(Data excerpts)
----------------

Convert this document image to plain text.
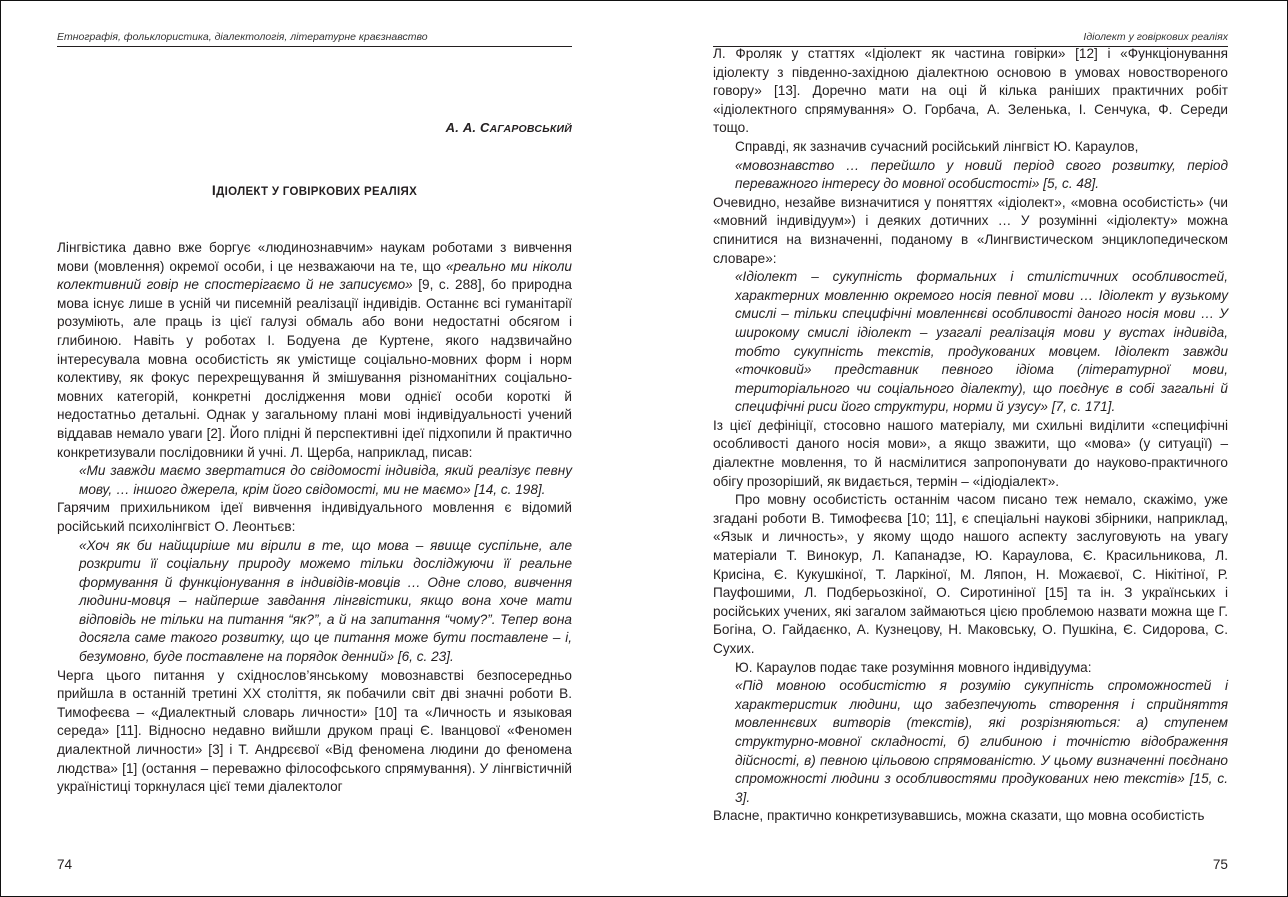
Етнографія, фольклористика, діалектологія, літературне краєзнавство
А. А. САГАРОВСЬКИЙ
ІДІОЛЕКТ У ГОВІРКОВИХ РЕАЛІЯХ

Лінгвістика давно вже боргує «людинознавчим» наукам роботами з вивчення мови (мовлення) окремої особи, і це незважаючи на те, що «реально ми ніколи колективний говір не спостерігаємо й не записуємо» [9, с. 288], бо природна мова існує лише в усній чи писемній реалізації індивідів. Останнє всі гуманітарії розуміють, але праць із цієї галузі обмаль або вони недостатні обсягом і глибиною. Навіть у роботах І. Бодуена де Куртене, якого надзвичайно інтересувала мовна особистість як умістище соціально-мовних форм і норм колективу, як фокус перехрещування й змішування різноманітних соціально-мовних категорій, конкретні дослідження мови однієї особи короткі й недостатньо детальні. Однак у загальному плані мові індивідуальності учений віддавав немало уваги [2]. Його плідні й перспективні ідеї підхопили й практично конкретизували послідовники й учні. Л. Щерба, наприклад, писав:

«Ми завжди маємо звертатися до свідомості індивіда, який реалізує певну мову, … іншого джерела, крім його свідомості, ми не маємо» [14, с. 198].

Гарячим прихильником ідеї вивчення індивідуального мовлення є відомий російський психолінгвіст О. Леонтьєв:

«Хоч як би найщиріше ми вірили в те, що мова – явище суспільне, але розкрити її соціальну природу можемо тільки досліджуючи її реальне формування й функціонування в індивідів-мовців … Одне слово, вивчення людини-мовця – найперше завдання лінгвістики, якщо вона хоче мати відповідь не тільки на питання “як?”, а й на запитання “чому?”. Тепер вона досягла саме такого розвитку, що це питання може бути поставлене – і, безумовно, буде поставлене на порядок денний» [6, с. 23].

Черга цього питання у східнослов’янському мовознавстві безпосередньо прийшла в останній третині ХХ століття, як побачили світ дві значні роботи В. Тимофеєва – «Диалектный словарь личности» [10] та «Личность и языковая середа» [11]. Відносно недавно вийшли друком праці Є. Іванцової «Феномен диалектной личности» [3] і Т. Андрєєвої «Від феномена людини до феномена людства» [1] (остання – переважно філософського спрямування). У лінгвістичній україністиці торкнулася цієї теми діалектолог

74
Ідіолект у говіркових реаліях

Л. Фроляк у статтях «Ідіолект як частина говірки» [12] і «Функціонування ідіолекту з південно-західною діалектною основою в умовах новоствореного говору» [13]. Доречно мати на оці й кілька раніших практичних робіт «ідіолектного спрямування» О. Горбача, А. Зеленька, І. Сенчука, Ф. Середи тощо.

Справді, як зазначив сучасний російський лінгвіст Ю. Караулов,

«мовознавство … перейшло у новий період свого розвитку, період переважного інтересу до мовної особистості» [5, с. 48].

Очевидно, незайве визначитися у поняттях «ідіолект», «мовна особистість» (чи «мовний індивідуум») і деяких дотичних … У розумінні «ідіолекту» можна спинитися на визначенні, поданому в «Лингвистическом энциклопедическом словаре»:

«Ідіолект – сукупність формальних і стилістичних особливостей, характерних мовленню окремого носія певної мови … Ідіолект у вузькому смислі – тільки специфічні мовленнєві особливості даного носія мови … У широкому смислі ідіолект – узагалі реалізація мови у вустах індивіда, тобто сукупність текстів, продукованих мовцем. Ідіолект завжди «точковий» представник певного ідіома (літературної мови, територіального чи соціального діалекту), що поєднує в собі загальні й специфічні риси його структури, норми й узусу» [7, с. 171].

Із цієї дефініції, стосовно нашого матеріалу, ми схильні виділити «специфічні особливості даного носія мови», а якщо зважити, що «мова» (у ситуації) – діалектне мовлення, то й насмілитися запропонувати до науково-практичного обігу прозоріший, як видається, термін – «ідіодіалект».

Про мовну особистість останнім часом писано теж немало, скажімо, уже згадані роботи В. Тимофеєва [10; 11], є спеціальні наукові збірники, наприклад, «Язык и личность», у якому щодо нашого аспекту заслуговують на увагу матеріали Т. Винокур, Л. Капанадзе, Ю. Караулова, Є. Красильникова, Л. Крисіна, Є. Кукушкіної, Т. Ларкіної, М. Ляпон, Н. Можаєвої, С. Нікітіної, Р. Пауфошими, Л. Подберьозкіної, О. Сиротиніної [15] та ін. З українських і російських учених, які загалом займаються цією проблемою назвати можна ще Г. Богіна, О. Гайдаєнко, А. Кузнецову, Н. Маковську, О. Пушкіна, Є. Сидорова, С. Сухих.

Ю. Караулов подає таке розуміння мовного індивідуума:

«Під мовною особистістю я розумію сукупність спроможностей і характеристик людини, що забезпечують створення і сприйняття мовленнєвих витворів (текстів), які розрізняються: а) ступенем структурно-мовної складності, б) глибиною і точністю відображення дійсності, в) певною цільовою спрямованістю. У цьому визначенні поєднано спроможності людини з особливостями продукованих нею текстів» [15, с. 3].

Власне, практично конкретизувавшись, можна сказати, що мовна особистість

75
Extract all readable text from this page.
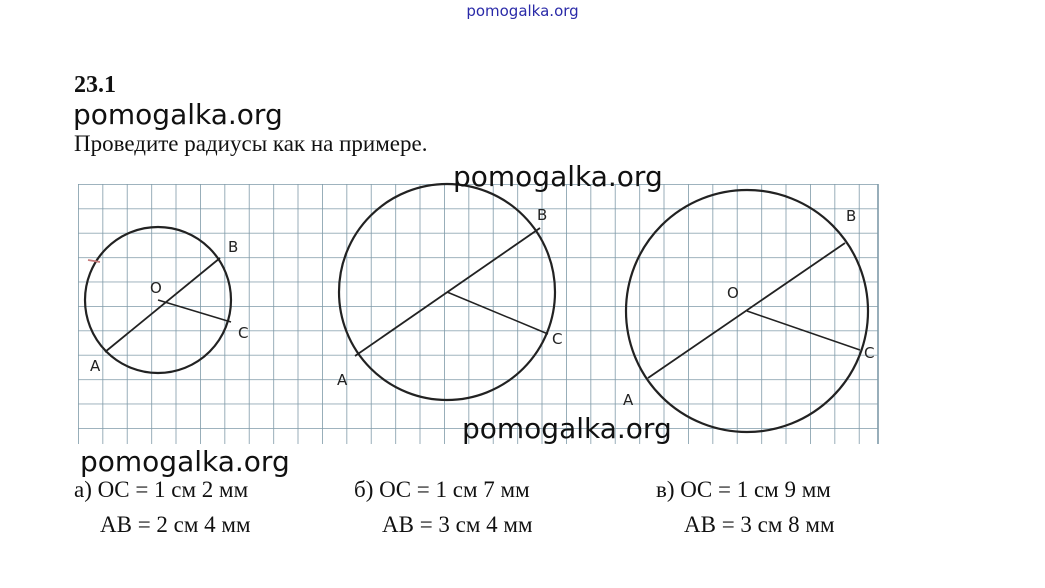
pomogalka.org
23.1
pomogalka.org
Проведите радиусы как на примере.
O
B
C
A
B
C
A
O
B
C
A
pomogalka.org
pomogalka.org
pomogalka.org
а) OC = 1 см 2 мм
AB = 2 см 4 мм
б) OC = 1 см 7 мм
AB = 3 см 4 мм
в) OC = 1 см 9 мм
AB = 3 см 8 мм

----------------

## The problem
Every line should be retyped exactly, with the pictures omitted.

## The completed task
Convert this document image to plain text.
Етнографія, фольклористика, діалектологія, літературне краєзнавство
А. А. САГАРОВСЬКИЙ
ІДІОЛЕКТ У ГОВІРКОВИХ РЕАЛІЯХ

Лінгвістика давно вже боргує «людинознавчим» наукам роботами з вивчення мови (мовлення) окремої особи, і це незважаючи на те, що «реально ми ніколи колективний говір не спостерігаємо й не записуємо» [9, с. 288], бо природна мова існує лише в усній чи писемній реалізації індивідів. Останнє всі гуманітарії розуміють, але праць із цієї галузі обмаль або вони недостатні обсягом і глибиною. Навіть у роботах І. Бодуена де Куртене, якого надзвичайно інтересувала мовна особистість як умістище соціально-мовних форм і норм колективу, як фокус перехрещування й змішування різноманітних соціально-мовних категорій, конкретні дослідження мови однієї особи короткі й недостатньо детальні. Однак у загальному плані мові індивідуальності учений віддавав немало уваги [2]. Його плідні й перспективні ідеї підхопили й практично конкретизували послідовники й учні. Л. Щерба, наприклад, писав:

«Ми завжди маємо звертатися до свідомості індивіда, який реалізує певну мову, … іншого джерела, крім його свідомості, ми не маємо» [14, с. 198].

Гарячим прихильником ідеї вивчення індивідуального мовлення є відомий російський психолінгвіст О. Леонтьєв:

«Хоч як би найщиріше ми вірили в те, що мова – явище суспільне, але розкрити її соціальну природу можемо тільки досліджуючи її реальне формування й функціонування в індивідів-мовців … Одне слово, вивчення людини-мовця – найперше завдання лінгвістики, якщо вона хоче мати відповідь не тільки на питання “як?”, а й на запитання “чому?”. Тепер вона досягла саме такого розвитку, що це питання може бути поставлене – і, безумовно, буде поставлене на порядок денний» [6, с. 23].

Черга цього питання у східнослов’янському мовознавстві безпосередньо прийшла в останній третині ХХ століття, як побачили світ дві значні роботи В. Тимофеєва – «Диалектный словарь личности» [10] та «Личность и языковая середа» [11]. Відносно недавно вийшли друком праці Є. Іванцової «Феномен диалектной личности» [3] і Т. Андрєєвої «Від феномена людини до феномена людства» [1] (остання – переважно філософського спрямування). У лінгвістичній україністиці торкнулася цієї теми діалектолог

74
Ідіолект у говіркових реаліях

Л. Фроляк у статтях «Ідіолект як частина говірки» [12] і «Функціонування ідіолекту з південно-західною діалектною основою в умовах новоствореного говору» [13]. Доречно мати на оці й кілька раніших практичних робіт «ідіолектного спрямування» О. Горбача, А. Зеленька, І. Сенчука, Ф. Середи тощо.

Справді, як зазначив сучасний російський лінгвіст Ю. Караулов,

«мовознавство … перейшло у новий період свого розвитку, період переважного інтересу до мовної особистості» [5, с. 48].

Очевидно, незайве визначитися у поняттях «ідіолект», «мовна особистість» (чи «мовний індивідуум») і деяких дотичних … У розумінні «ідіолекту» можна спинитися на визначенні, поданому в «Лингвистическом энциклопедическом словаре»:

«Ідіолект – сукупність формальних і стилістичних особливостей, характерних мовленню окремого носія певної мови … Ідіолект у вузькому смислі – тільки специфічні мовленнєві особливості даного носія мови … У широкому смислі ідіолект – узагалі реалізація мови у вустах індивіда, тобто сукупність текстів, продукованих мовцем. Ідіолект завжди «точковий» представник певного ідіома (літературної мови, територіального чи соціального діалекту), що поєднує в собі загальні й специфічні риси його структури, норми й узусу» [7, с. 171].

Із цієї дефініції, стосовно нашого матеріалу, ми схильні виділити «специфічні особливості даного носія мови», а якщо зважити, що «мова» (у ситуації) – діалектне мовлення, то й насмілитися запропонувати до науково-практичного обігу прозоріший, як видається, термін – «ідіодіалект».

Про мовну особистість останнім часом писано теж немало, скажімо, уже згадані роботи В. Тимофеєва [10; 11], є спеціальні наукові збірники, наприклад, «Язык и личность», у якому щодо нашого аспекту заслуговують на увагу матеріали Т. Винокур, Л. Капанадзе, Ю. Караулова, Є. Красильникова, Л. Крисіна, Є. Кукушкіної, Т. Ларкіної, М. Ляпон, Н. Можаєвої, С. Нікітіної, Р. Пауфошими, Л. Подберьозкіної, О. Сиротиніної [15] та ін. З українських і російських учених, які загалом займаються цією проблемою назвати можна ще Г. Богіна, О. Гайдаєнко, А. Кузнецову, Н. Маковську, О. Пушкіна, Є. Сидорова, С. Сухих.

Ю. Караулов подає таке розуміння мовного індивідуума:

«Під мовною особистістю я розумію сукупність спроможностей і характеристик людини, що забезпечують створення і сприйняття мовленнєвих витворів (текстів), які розрізняються: а) ступенем структурно-мовної складності, б) глибиною і точністю відображення дійсності, в) певною цільовою спрямованістю. У цьому визначенні поєднано спроможності людини з особливостями продукованих нею текстів» [15, с. 3].

Власне, практично конкретизувавшись, можна сказати, що мовна особистість

75
Extract all readable text from this page.
pomogalka.org
23.1
pomogalka.org
Проведите радиусы как на примере.
O
B
C
A
B
C
A
O
B
C
A
pomogalka.org
pomogalka.org
pomogalka.org
а) OC = 1 см 2 мм
AB = 2 см 4 мм
б) OC = 1 см 7 мм
AB = 3 см 4 мм
в) OC = 1 см 9 мм
AB = 3 см 8 мм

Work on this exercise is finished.